EXERCISE INSTRUCTIONS: Output every line below exactly.

-------

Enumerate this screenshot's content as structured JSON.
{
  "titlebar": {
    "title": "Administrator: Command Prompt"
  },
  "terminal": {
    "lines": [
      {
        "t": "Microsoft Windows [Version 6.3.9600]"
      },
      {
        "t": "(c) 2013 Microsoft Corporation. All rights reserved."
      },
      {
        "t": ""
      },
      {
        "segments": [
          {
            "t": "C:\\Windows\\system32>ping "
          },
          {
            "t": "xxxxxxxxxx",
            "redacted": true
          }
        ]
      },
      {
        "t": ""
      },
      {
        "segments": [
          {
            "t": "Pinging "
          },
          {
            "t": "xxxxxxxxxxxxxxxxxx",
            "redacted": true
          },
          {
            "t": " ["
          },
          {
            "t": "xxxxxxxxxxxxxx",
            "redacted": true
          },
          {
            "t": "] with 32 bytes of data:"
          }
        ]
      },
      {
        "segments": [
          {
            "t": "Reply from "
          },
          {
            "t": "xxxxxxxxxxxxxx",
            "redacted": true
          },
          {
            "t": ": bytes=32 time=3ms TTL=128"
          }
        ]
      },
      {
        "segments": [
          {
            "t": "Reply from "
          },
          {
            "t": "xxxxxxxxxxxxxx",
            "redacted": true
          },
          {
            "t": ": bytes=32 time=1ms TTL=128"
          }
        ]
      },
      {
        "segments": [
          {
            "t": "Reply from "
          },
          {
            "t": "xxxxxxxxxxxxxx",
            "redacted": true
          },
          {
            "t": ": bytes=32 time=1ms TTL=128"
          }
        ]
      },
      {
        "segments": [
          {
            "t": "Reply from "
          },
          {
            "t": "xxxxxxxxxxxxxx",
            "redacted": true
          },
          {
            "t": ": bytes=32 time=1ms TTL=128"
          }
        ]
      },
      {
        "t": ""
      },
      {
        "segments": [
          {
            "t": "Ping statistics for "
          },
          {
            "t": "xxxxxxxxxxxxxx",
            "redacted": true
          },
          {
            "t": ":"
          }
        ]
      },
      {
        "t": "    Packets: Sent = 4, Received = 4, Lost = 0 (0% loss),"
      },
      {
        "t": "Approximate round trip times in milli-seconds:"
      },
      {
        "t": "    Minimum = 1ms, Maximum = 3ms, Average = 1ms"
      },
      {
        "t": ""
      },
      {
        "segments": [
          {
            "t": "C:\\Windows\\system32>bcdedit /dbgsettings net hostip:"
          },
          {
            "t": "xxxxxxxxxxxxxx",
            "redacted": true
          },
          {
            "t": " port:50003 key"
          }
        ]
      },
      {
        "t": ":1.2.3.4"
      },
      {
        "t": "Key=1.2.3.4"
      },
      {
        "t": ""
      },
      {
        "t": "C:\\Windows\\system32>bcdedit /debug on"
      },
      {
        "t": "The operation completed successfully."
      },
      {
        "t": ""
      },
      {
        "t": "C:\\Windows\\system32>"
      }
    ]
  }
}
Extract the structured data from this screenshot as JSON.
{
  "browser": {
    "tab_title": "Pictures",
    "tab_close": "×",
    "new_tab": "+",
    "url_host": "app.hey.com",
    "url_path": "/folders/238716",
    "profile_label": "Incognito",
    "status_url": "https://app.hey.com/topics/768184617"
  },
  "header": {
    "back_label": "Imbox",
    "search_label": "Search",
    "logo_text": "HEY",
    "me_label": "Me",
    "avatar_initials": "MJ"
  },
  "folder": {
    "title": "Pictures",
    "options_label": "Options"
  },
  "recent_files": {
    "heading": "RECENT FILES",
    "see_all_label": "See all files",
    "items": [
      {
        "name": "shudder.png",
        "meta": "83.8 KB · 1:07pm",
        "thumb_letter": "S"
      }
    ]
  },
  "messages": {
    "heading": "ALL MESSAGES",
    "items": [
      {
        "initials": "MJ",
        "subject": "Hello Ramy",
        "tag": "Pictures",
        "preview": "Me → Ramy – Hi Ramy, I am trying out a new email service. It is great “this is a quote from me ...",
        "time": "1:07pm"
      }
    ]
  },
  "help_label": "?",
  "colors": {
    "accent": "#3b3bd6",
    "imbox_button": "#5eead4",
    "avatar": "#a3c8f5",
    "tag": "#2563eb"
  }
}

-------

TASK SOLUTION:
Enumerate this screenshot's content as structured JSON.
{
  "titlebar": {
    "title": "Administrator: Command Prompt"
  },
  "terminal": {
    "lines": [
      {
        "t": "Microsoft Windows [Version 6.3.9600]"
      },
      {
        "t": "(c) 2013 Microsoft Corporation. All rights reserved."
      },
      {
        "t": ""
      },
      {
        "segments": [
          {
            "t": "C:\\Windows\\system32>ping "
          },
          {
            "t": "xxxxxxxxxx",
            "redacted": true
          }
        ]
      },
      {
        "t": ""
      },
      {
        "segments": [
          {
            "t": "Pinging "
          },
          {
            "t": "xxxxxxxxxxxxxxxxxx",
            "redacted": true
          },
          {
            "t": " ["
          },
          {
            "t": "xxxxxxxxxxxxxx",
            "redacted": true
          },
          {
            "t": "] with 32 bytes of data:"
          }
        ]
      },
      {
        "segments": [
          {
            "t": "Reply from "
          },
          {
            "t": "xxxxxxxxxxxxxx",
            "redacted": true
          },
          {
            "t": ": bytes=32 time=3ms TTL=128"
          }
        ]
      },
      {
        "segments": [
          {
            "t": "Reply from "
          },
          {
            "t": "xxxxxxxxxxxxxx",
            "redacted": true
          },
          {
            "t": ": bytes=32 time=1ms TTL=128"
          }
        ]
      },
      {
        "segments": [
          {
            "t": "Reply from "
          },
          {
            "t": "xxxxxxxxxxxxxx",
            "redacted": true
          },
          {
            "t": ": bytes=32 time=1ms TTL=128"
          }
        ]
      },
      {
        "segments": [
          {
            "t": "Reply from "
          },
          {
            "t": "xxxxxxxxxxxxxx",
            "redacted": true
          },
          {
            "t": ": bytes=32 time=1ms TTL=128"
          }
        ]
      },
      {
        "t": ""
      },
      {
        "segments": [
          {
            "t": "Ping statistics for "
          },
          {
            "t": "xxxxxxxxxxxxxx",
            "redacted": true
          },
          {
            "t": ":"
          }
        ]
      },
      {
        "t": "    Packets: Sent = 4, Received = 4, Lost = 0 (0% loss),"
      },
      {
        "t": "Approximate round trip times in milli-seconds:"
      },
      {
        "t": "    Minimum = 1ms, Maximum = 3ms, Average = 1ms"
      },
      {
        "t": ""
      },
      {
        "segments": [
          {
            "t": "C:\\Windows\\system32>bcdedit /dbgsettings net hostip:"
          },
          {
            "t": "xxxxxxxxxxxxxx",
            "redacted": true
          },
          {
            "t": " port:50003 key"
          }
        ]
      },
      {
        "t": ":1.2.3.4"
      },
      {
        "t": "Key=1.2.3.4"
      },
      {
        "t": ""
      },
      {
        "t": "C:\\Windows\\system32>bcdedit /debug on"
      },
      {
        "t": "The operation completed successfully."
      },
      {
        "t": ""
      },
      {
        "t": "C:\\Windows\\system32>"
      }
    ]
  }
}
Extract the structured data from this screenshot as JSON.
{
  "browser": {
    "tab_title": "Pictures",
    "tab_close": "×",
    "new_tab": "+",
    "url_host": "app.hey.com",
    "url_path": "/folders/238716",
    "profile_label": "Incognito",
    "status_url": "https://app.hey.com/topics/768184617"
  },
  "header": {
    "back_label": "Imbox",
    "search_label": "Search",
    "logo_text": "HEY",
    "me_label": "Me",
    "avatar_initials": "MJ"
  },
  "folder": {
    "title": "Pictures",
    "options_label": "Options"
  },
  "recent_files": {
    "heading": "RECENT FILES",
    "see_all_label": "See all files",
    "items": [
      {
        "name": "shudder.png",
        "meta": "83.8 KB · 1:07pm",
        "thumb_letter": "S"
      }
    ]
  },
  "messages": {
    "heading": "ALL MESSAGES",
    "items": [
      {
        "initials": "MJ",
        "subject": "Hello Ramy",
        "tag": "Pictures",
        "preview": "Me → Ramy – Hi Ramy, I am trying out a new email service. It is great “this is a quote from me ...",
        "time": "1:07pm"
      }
    ]
  },
  "help_label": "?",
  "colors": {
    "accent": "#3b3bd6",
    "imbox_button": "#5eead4",
    "avatar": "#a3c8f5",
    "tag": "#2563eb"
  }
}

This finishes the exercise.